DATA SUPPLIED |

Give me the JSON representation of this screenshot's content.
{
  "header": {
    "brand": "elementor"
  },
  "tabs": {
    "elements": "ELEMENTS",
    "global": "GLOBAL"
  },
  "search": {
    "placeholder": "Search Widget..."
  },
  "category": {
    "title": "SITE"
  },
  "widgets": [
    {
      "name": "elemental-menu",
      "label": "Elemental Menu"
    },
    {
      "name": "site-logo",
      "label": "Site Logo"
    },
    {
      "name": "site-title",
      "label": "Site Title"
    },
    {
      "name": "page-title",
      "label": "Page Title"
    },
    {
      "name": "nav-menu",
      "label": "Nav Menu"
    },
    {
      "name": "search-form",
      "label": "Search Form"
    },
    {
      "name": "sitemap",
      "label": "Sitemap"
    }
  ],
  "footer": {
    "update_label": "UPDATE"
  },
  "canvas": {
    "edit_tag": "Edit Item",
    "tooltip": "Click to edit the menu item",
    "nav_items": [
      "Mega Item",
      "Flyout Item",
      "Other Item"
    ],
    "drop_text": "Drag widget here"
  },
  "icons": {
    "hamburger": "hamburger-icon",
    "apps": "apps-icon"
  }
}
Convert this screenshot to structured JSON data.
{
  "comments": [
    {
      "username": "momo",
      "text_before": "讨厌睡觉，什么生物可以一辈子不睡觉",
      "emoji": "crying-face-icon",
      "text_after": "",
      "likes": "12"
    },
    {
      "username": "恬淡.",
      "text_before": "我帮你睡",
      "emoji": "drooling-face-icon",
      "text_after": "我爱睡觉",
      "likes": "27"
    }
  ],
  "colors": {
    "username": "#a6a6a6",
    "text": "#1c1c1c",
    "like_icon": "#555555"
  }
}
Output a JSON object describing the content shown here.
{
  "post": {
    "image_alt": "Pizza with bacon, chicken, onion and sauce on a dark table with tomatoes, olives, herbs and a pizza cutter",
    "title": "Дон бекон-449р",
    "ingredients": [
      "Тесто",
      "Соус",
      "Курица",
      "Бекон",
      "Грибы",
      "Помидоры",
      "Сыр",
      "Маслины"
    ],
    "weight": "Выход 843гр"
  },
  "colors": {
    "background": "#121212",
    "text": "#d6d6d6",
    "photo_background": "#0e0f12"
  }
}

PROBLEM REQUIREMENTS |
Copy out all of the data exactly, leaving nothing out.

EXERCISE RESPONSE |
Give me the JSON representation of this screenshot's content.
{
  "header": {
    "brand": "elementor"
  },
  "tabs": {
    "elements": "ELEMENTS",
    "global": "GLOBAL"
  },
  "search": {
    "placeholder": "Search Widget..."
  },
  "category": {
    "title": "SITE"
  },
  "widgets": [
    {
      "name": "elemental-menu",
      "label": "Elemental Menu"
    },
    {
      "name": "site-logo",
      "label": "Site Logo"
    },
    {
      "name": "site-title",
      "label": "Site Title"
    },
    {
      "name": "page-title",
      "label": "Page Title"
    },
    {
      "name": "nav-menu",
      "label": "Nav Menu"
    },
    {
      "name": "search-form",
      "label": "Search Form"
    },
    {
      "name": "sitemap",
      "label": "Sitemap"
    }
  ],
  "footer": {
    "update_label": "UPDATE"
  },
  "canvas": {
    "edit_tag": "Edit Item",
    "tooltip": "Click to edit the menu item",
    "nav_items": [
      "Mega Item",
      "Flyout Item",
      "Other Item"
    ],
    "drop_text": "Drag widget here"
  },
  "icons": {
    "hamburger": "hamburger-icon",
    "apps": "apps-icon"
  }
}
Convert this screenshot to structured JSON data.
{
  "comments": [
    {
      "username": "momo",
      "text_before": "讨厌睡觉，什么生物可以一辈子不睡觉",
      "emoji": "crying-face-icon",
      "text_after": "",
      "likes": "12"
    },
    {
      "username": "恬淡.",
      "text_before": "我帮你睡",
      "emoji": "drooling-face-icon",
      "text_after": "我爱睡觉",
      "likes": "27"
    }
  ],
  "colors": {
    "username": "#a6a6a6",
    "text": "#1c1c1c",
    "like_icon": "#555555"
  }
}
Output a JSON object describing the content shown here.
{
  "post": {
    "image_alt": "Pizza with bacon, chicken, onion and sauce on a dark table with tomatoes, olives, herbs and a pizza cutter",
    "title": "Дон бекон-449р",
    "ingredients": [
      "Тесто",
      "Соус",
      "Курица",
      "Бекон",
      "Грибы",
      "Помидоры",
      "Сыр",
      "Маслины"
    ],
    "weight": "Выход 843гр"
  },
  "colors": {
    "background": "#121212",
    "text": "#d6d6d6",
    "photo_background": "#0e0f12"
  }
}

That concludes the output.